> _WHAT IS BEING ASKED_:
Gather the lines from the material that contain "none".

--- begin ---

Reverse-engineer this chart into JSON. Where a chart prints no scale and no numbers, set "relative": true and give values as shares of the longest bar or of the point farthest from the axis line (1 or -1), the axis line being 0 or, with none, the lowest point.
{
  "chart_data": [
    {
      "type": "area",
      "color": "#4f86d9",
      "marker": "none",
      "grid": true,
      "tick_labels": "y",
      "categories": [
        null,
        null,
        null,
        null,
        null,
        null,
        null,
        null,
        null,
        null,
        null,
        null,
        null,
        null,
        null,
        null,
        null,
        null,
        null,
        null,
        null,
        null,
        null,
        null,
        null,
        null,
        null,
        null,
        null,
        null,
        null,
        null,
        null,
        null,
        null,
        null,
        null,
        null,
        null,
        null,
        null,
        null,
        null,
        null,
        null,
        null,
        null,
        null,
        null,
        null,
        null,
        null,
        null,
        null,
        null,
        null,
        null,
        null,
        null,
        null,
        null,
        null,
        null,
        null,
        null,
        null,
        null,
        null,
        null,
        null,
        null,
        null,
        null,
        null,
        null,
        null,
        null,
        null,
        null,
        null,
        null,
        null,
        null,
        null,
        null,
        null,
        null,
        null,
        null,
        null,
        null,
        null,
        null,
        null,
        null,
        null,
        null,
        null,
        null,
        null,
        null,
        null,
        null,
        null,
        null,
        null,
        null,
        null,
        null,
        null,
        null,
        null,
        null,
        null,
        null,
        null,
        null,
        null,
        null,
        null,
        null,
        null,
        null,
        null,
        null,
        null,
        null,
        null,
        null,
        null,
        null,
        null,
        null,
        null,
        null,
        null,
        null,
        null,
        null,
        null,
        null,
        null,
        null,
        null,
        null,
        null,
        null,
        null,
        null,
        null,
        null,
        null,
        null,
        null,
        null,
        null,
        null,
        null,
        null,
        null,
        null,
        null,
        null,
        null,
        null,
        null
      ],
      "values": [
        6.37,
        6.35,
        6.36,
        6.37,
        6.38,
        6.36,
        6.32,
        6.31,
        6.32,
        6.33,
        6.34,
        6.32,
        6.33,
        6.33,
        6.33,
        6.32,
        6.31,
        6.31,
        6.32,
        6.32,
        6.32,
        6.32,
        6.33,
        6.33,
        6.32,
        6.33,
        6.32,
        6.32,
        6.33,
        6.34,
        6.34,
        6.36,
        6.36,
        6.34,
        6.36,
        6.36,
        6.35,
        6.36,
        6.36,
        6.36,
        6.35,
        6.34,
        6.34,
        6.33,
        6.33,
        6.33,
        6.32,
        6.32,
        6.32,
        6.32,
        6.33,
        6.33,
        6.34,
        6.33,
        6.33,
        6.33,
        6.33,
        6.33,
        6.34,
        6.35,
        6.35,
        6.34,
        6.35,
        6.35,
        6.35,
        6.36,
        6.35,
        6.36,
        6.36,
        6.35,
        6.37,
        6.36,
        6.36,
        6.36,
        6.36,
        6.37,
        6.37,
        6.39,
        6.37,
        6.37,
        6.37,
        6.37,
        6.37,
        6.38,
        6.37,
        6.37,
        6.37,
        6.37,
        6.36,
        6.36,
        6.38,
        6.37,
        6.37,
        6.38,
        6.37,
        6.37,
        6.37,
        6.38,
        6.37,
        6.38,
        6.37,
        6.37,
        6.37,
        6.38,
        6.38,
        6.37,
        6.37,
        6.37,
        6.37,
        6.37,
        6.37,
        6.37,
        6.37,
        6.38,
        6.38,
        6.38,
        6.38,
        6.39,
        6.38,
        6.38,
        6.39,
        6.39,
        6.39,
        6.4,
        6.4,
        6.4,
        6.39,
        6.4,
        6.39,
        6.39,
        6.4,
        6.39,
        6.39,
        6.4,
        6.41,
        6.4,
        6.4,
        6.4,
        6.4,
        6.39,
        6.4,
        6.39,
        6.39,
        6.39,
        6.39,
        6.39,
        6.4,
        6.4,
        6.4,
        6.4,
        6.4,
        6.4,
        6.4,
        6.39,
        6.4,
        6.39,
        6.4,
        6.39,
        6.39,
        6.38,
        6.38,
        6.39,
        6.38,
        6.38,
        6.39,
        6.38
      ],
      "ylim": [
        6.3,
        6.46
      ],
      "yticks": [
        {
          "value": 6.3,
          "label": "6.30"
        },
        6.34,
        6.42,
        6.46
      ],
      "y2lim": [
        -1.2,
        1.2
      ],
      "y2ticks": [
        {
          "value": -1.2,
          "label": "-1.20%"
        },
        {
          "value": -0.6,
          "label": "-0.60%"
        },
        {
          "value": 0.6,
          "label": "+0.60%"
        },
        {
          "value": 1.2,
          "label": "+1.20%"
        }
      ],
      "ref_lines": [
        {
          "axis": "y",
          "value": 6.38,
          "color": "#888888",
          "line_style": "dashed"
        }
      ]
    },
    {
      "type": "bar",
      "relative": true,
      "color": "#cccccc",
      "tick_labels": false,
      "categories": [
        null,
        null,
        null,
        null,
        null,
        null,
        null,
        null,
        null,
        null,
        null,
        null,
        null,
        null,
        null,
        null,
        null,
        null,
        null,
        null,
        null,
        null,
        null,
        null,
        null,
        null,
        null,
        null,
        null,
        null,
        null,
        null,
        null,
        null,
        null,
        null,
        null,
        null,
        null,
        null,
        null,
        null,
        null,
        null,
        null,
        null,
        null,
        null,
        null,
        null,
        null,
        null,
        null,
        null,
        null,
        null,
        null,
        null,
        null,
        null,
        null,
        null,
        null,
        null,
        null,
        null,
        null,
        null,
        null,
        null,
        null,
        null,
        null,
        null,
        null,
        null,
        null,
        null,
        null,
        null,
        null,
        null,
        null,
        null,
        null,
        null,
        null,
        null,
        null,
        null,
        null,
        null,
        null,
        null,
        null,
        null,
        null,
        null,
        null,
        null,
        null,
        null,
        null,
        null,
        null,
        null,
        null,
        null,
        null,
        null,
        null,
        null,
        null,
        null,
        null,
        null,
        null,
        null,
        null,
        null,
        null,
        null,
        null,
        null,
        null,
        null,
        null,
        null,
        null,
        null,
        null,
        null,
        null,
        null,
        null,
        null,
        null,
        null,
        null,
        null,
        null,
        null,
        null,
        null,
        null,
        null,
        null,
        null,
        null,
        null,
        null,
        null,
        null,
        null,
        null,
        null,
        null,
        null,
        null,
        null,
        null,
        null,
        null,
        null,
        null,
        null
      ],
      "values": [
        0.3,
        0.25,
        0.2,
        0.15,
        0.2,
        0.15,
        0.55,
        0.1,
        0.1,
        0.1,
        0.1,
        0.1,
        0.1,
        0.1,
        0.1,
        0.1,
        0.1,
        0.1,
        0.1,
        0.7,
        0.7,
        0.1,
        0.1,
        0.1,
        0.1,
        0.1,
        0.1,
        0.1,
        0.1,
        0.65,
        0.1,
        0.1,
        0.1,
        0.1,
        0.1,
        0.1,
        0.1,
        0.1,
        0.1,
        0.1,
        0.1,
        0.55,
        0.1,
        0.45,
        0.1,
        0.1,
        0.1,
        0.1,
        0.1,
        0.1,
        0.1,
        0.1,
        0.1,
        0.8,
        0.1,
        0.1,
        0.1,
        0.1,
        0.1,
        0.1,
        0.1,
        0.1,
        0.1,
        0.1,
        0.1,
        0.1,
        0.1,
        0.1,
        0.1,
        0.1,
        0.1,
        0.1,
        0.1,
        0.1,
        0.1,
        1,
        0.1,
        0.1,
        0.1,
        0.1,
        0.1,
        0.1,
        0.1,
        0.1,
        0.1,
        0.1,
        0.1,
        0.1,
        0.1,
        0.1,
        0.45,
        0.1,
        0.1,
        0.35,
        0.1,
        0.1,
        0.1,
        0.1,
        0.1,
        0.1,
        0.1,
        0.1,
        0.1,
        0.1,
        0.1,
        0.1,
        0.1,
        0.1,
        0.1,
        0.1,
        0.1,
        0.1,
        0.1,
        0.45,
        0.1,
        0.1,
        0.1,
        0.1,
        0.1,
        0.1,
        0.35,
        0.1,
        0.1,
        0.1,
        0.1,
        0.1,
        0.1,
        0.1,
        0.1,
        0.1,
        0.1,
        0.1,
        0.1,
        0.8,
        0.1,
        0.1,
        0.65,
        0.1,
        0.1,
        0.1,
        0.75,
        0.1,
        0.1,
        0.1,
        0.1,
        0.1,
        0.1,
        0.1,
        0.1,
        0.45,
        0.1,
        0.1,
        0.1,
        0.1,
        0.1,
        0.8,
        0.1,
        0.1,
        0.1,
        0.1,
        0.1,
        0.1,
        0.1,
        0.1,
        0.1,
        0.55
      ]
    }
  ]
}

--- end ---

> _THE COMPLETED TASK_:
Reverse-engineer this chart into JSON. Where a chart prints no scale and no numbers, set "relative": true and give values as shares of the longest bar or of the point farthest from the axis line (1 or -1), the axis line being 0 or, with none, the lowest point.
      "marker": "none",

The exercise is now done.